##### SOURCE RECORDS
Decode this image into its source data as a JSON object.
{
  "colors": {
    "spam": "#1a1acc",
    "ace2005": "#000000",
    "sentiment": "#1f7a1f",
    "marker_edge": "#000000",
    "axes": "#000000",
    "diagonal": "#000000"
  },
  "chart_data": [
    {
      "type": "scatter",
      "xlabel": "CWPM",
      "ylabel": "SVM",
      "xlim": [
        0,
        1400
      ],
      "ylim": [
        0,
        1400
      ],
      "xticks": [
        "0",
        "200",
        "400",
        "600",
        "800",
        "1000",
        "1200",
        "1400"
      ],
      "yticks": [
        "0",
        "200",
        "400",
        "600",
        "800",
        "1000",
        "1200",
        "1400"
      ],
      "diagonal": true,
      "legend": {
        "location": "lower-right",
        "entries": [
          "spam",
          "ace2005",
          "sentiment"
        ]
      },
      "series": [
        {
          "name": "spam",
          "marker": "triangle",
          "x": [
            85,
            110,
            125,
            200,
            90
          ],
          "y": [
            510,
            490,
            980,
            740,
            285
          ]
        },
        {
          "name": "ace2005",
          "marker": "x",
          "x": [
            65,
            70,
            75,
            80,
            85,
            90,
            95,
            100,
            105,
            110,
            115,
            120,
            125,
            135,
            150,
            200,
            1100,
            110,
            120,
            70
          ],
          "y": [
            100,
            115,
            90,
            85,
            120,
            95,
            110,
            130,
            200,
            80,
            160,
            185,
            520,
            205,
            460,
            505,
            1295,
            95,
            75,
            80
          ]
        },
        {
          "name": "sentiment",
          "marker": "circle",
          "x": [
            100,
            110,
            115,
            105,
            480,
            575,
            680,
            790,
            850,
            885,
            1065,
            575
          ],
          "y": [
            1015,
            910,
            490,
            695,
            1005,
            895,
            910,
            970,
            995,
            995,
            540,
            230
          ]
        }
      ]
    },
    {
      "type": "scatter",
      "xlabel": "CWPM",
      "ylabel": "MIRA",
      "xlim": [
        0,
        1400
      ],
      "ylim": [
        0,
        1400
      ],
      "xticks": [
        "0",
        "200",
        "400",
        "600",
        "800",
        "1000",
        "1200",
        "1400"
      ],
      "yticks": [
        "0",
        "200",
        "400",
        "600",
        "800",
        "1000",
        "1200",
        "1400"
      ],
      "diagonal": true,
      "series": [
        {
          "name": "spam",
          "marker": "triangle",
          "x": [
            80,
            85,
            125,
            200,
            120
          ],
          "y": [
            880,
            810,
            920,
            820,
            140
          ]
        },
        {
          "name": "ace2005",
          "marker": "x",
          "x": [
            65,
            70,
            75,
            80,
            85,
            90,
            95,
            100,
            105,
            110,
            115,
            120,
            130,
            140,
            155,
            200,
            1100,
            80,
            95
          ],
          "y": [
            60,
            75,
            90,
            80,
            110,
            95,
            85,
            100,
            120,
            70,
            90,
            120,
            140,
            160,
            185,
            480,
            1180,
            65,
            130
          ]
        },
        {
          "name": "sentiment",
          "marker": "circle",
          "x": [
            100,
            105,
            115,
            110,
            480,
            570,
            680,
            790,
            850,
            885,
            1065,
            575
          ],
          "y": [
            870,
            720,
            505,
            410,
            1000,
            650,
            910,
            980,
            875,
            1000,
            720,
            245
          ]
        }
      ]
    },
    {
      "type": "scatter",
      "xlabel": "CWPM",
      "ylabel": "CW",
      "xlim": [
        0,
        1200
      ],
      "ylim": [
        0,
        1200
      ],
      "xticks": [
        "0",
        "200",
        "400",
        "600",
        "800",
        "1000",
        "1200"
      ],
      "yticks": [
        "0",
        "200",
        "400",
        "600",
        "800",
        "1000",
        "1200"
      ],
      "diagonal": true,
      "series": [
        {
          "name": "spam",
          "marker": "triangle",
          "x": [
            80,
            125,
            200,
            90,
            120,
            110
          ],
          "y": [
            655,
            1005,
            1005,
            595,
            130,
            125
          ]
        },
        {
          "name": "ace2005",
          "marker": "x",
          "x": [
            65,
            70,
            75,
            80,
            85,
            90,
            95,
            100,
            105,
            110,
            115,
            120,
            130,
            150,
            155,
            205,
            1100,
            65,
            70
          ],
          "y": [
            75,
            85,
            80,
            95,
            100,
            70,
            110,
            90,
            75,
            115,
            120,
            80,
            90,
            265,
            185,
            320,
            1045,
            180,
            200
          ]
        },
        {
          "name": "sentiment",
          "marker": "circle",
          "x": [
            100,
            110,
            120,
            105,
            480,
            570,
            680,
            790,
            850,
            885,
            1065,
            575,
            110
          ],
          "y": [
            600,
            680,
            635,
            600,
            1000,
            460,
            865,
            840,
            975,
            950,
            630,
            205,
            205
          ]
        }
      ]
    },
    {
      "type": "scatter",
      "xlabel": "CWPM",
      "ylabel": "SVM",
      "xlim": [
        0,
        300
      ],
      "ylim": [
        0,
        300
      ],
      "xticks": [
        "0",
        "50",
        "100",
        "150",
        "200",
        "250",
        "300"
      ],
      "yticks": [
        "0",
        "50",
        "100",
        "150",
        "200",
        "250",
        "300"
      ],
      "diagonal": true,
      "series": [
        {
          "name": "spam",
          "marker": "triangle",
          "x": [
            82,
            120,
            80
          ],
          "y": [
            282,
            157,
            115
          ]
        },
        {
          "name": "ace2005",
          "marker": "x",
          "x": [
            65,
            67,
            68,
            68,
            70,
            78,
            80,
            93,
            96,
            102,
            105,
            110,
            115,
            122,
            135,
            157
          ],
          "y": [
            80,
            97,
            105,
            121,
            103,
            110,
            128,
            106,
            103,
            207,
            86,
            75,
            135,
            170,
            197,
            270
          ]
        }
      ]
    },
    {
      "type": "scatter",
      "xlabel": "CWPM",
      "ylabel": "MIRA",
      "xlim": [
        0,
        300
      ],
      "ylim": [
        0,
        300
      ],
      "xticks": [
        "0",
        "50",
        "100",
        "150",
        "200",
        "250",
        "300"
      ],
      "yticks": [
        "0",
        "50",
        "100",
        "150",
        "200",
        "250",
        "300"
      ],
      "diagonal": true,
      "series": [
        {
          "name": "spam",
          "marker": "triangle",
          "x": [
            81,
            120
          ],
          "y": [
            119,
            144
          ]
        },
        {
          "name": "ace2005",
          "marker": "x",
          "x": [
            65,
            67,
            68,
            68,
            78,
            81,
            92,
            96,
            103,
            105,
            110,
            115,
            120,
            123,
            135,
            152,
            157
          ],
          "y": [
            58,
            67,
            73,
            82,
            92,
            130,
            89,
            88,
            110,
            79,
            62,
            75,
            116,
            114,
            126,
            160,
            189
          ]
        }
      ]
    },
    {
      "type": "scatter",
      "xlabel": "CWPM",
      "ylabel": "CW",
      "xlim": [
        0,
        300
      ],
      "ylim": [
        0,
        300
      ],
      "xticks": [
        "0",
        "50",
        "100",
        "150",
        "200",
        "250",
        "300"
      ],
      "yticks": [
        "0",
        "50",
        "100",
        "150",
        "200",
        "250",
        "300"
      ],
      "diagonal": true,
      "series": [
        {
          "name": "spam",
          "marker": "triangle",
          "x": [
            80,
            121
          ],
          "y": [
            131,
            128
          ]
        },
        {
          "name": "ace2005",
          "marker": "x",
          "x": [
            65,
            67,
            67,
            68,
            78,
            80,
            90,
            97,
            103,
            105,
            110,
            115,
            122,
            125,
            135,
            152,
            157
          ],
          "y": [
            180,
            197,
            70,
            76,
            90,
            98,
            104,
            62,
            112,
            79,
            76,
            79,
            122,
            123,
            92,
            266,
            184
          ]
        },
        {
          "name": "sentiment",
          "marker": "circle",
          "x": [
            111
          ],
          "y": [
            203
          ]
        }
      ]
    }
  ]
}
##########
=== REQUIRED WORK ===
Repeat the data in its entirety, character for character.

=== ANSWER FOR THE TASK ===
Decode this image into its source data as a JSON object.
{
  "colors": {
    "spam": "#1a1acc",
    "ace2005": "#000000",
    "sentiment": "#1f7a1f",
    "marker_edge": "#000000",
    "axes": "#000000",
    "diagonal": "#000000"
  },
  "chart_data": [
    {
      "type": "scatter",
      "xlabel": "CWPM",
      "ylabel": "SVM",
      "xlim": [
        0,
        1400
      ],
      "ylim": [
        0,
        1400
      ],
      "xticks": [
        "0",
        "200",
        "400",
        "600",
        "800",
        "1000",
        "1200",
        "1400"
      ],
      "yticks": [
        "0",
        "200",
        "400",
        "600",
        "800",
        "1000",
        "1200",
        "1400"
      ],
      "diagonal": true,
      "legend": {
        "location": "lower-right",
        "entries": [
          "spam",
          "ace2005",
          "sentiment"
        ]
      },
      "series": [
        {
          "name": "spam",
          "marker": "triangle",
          "x": [
            85,
            110,
            125,
            200,
            90
          ],
          "y": [
            510,
            490,
            980,
            740,
            285
          ]
        },
        {
          "name": "ace2005",
          "marker": "x",
          "x": [
            65,
            70,
            75,
            80,
            85,
            90,
            95,
            100,
            105,
            110,
            115,
            120,
            125,
            135,
            150,
            200,
            1100,
            110,
            120,
            70
          ],
          "y": [
            100,
            115,
            90,
            85,
            120,
            95,
            110,
            130,
            200,
            80,
            160,
            185,
            520,
            205,
            460,
            505,
            1295,
            95,
            75,
            80
          ]
        },
        {
          "name": "sentiment",
          "marker": "circle",
          "x": [
            100,
            110,
            115,
            105,
            480,
            575,
            680,
            790,
            850,
            885,
            1065,
            575
          ],
          "y": [
            1015,
            910,
            490,
            695,
            1005,
            895,
            910,
            970,
            995,
            995,
            540,
            230
          ]
        }
      ]
    },
    {
      "type": "scatter",
      "xlabel": "CWPM",
      "ylabel": "MIRA",
      "xlim": [
        0,
        1400
      ],
      "ylim": [
        0,
        1400
      ],
      "xticks": [
        "0",
        "200",
        "400",
        "600",
        "800",
        "1000",
        "1200",
        "1400"
      ],
      "yticks": [
        "0",
        "200",
        "400",
        "600",
        "800",
        "1000",
        "1200",
        "1400"
      ],
      "diagonal": true,
      "series": [
        {
          "name": "spam",
          "marker": "triangle",
          "x": [
            80,
            85,
            125,
            200,
            120
          ],
          "y": [
            880,
            810,
            920,
            820,
            140
          ]
        },
        {
          "name": "ace2005",
          "marker": "x",
          "x": [
            65,
            70,
            75,
            80,
            85,
            90,
            95,
            100,
            105,
            110,
            115,
            120,
            130,
            140,
            155,
            200,
            1100,
            80,
            95
          ],
          "y": [
            60,
            75,
            90,
            80,
            110,
            95,
            85,
            100,
            120,
            70,
            90,
            120,
            140,
            160,
            185,
            480,
            1180,
            65,
            130
          ]
        },
        {
          "name": "sentiment",
          "marker": "circle",
          "x": [
            100,
            105,
            115,
            110,
            480,
            570,
            680,
            790,
            850,
            885,
            1065,
            575
          ],
          "y": [
            870,
            720,
            505,
            410,
            1000,
            650,
            910,
            980,
            875,
            1000,
            720,
            245
          ]
        }
      ]
    },
    {
      "type": "scatter",
      "xlabel": "CWPM",
      "ylabel": "CW",
      "xlim": [
        0,
        1200
      ],
      "ylim": [
        0,
        1200
      ],
      "xticks": [
        "0",
        "200",
        "400",
        "600",
        "800",
        "1000",
        "1200"
      ],
      "yticks": [
        "0",
        "200",
        "400",
        "600",
        "800",
        "1000",
        "1200"
      ],
      "diagonal": true,
      "series": [
        {
          "name": "spam",
          "marker": "triangle",
          "x": [
            80,
            125,
            200,
            90,
            120,
            110
          ],
          "y": [
            655,
            1005,
            1005,
            595,
            130,
            125
          ]
        },
        {
          "name": "ace2005",
          "marker": "x",
          "x": [
            65,
            70,
            75,
            80,
            85,
            90,
            95,
            100,
            105,
            110,
            115,
            120,
            130,
            150,
            155,
            205,
            1100,
            65,
            70
          ],
          "y": [
            75,
            85,
            80,
            95,
            100,
            70,
            110,
            90,
            75,
            115,
            120,
            80,
            90,
            265,
            185,
            320,
            1045,
            180,
            200
          ]
        },
        {
          "name": "sentiment",
          "marker": "circle",
          "x": [
            100,
            110,
            120,
            105,
            480,
            570,
            680,
            790,
            850,
            885,
            1065,
            575,
            110
          ],
          "y": [
            600,
            680,
            635,
            600,
            1000,
            460,
            865,
            840,
            975,
            950,
            630,
            205,
            205
          ]
        }
      ]
    },
    {
      "type": "scatter",
      "xlabel": "CWPM",
      "ylabel": "SVM",
      "xlim": [
        0,
        300
      ],
      "ylim": [
        0,
        300
      ],
      "xticks": [
        "0",
        "50",
        "100",
        "150",
        "200",
        "250",
        "300"
      ],
      "yticks": [
        "0",
        "50",
        "100",
        "150",
        "200",
        "250",
        "300"
      ],
      "diagonal": true,
      "series": [
        {
          "name": "spam",
          "marker": "triangle",
          "x": [
            82,
            120,
            80
          ],
          "y": [
            282,
            157,
            115
          ]
        },
        {
          "name": "ace2005",
          "marker": "x",
          "x": [
            65,
            67,
            68,
            68,
            70,
            78,
            80,
            93,
            96,
            102,
            105,
            110,
            115,
            122,
            135,
            157
          ],
          "y": [
            80,
            97,
            105,
            121,
            103,
            110,
            128,
            106,
            103,
            207,
            86,
            75,
            135,
            170,
            197,
            270
          ]
        }
      ]
    },
    {
      "type": "scatter",
      "xlabel": "CWPM",
      "ylabel": "MIRA",
      "xlim": [
        0,
        300
      ],
      "ylim": [
        0,
        300
      ],
      "xticks": [
        "0",
        "50",
        "100",
        "150",
        "200",
        "250",
        "300"
      ],
      "yticks": [
        "0",
        "50",
        "100",
        "150",
        "200",
        "250",
        "300"
      ],
      "diagonal": true,
      "series": [
        {
          "name": "spam",
          "marker": "triangle",
          "x": [
            81,
            120
          ],
          "y": [
            119,
            144
          ]
        },
        {
          "name": "ace2005",
          "marker": "x",
          "x": [
            65,
            67,
            68,
            68,
            78,
            81,
            92,
            96,
            103,
            105,
            110,
            115,
            120,
            123,
            135,
            152,
            157
          ],
          "y": [
            58,
            67,
            73,
            82,
            92,
            130,
            89,
            88,
            110,
            79,
            62,
            75,
            116,
            114,
            126,
            160,
            189
          ]
        }
      ]
    },
    {
      "type": "scatter",
      "xlabel": "CWPM",
      "ylabel": "CW",
      "xlim": [
        0,
        300
      ],
      "ylim": [
        0,
        300
      ],
      "xticks": [
        "0",
        "50",
        "100",
        "150",
        "200",
        "250",
        "300"
      ],
      "yticks": [
        "0",
        "50",
        "100",
        "150",
        "200",
        "250",
        "300"
      ],
      "diagonal": true,
      "series": [
        {
          "name": "spam",
          "marker": "triangle",
          "x": [
            80,
            121
          ],
          "y": [
            131,
            128
          ]
        },
        {
          "name": "ace2005",
          "marker": "x",
          "x": [
            65,
            67,
            67,
            68,
            78,
            80,
            90,
            97,
            103,
            105,
            110,
            115,
            122,
            125,
            135,
            152,
            157
          ],
          "y": [
            180,
            197,
            70,
            76,
            90,
            98,
            104,
            62,
            112,
            79,
            76,
            79,
            122,
            123,
            92,
            266,
            184
          ]
        },
        {
          "name": "sentiment",
          "marker": "circle",
          "x": [
            111
          ],
          "y": [
            203
          ]
        }
      ]
    }
  ]
}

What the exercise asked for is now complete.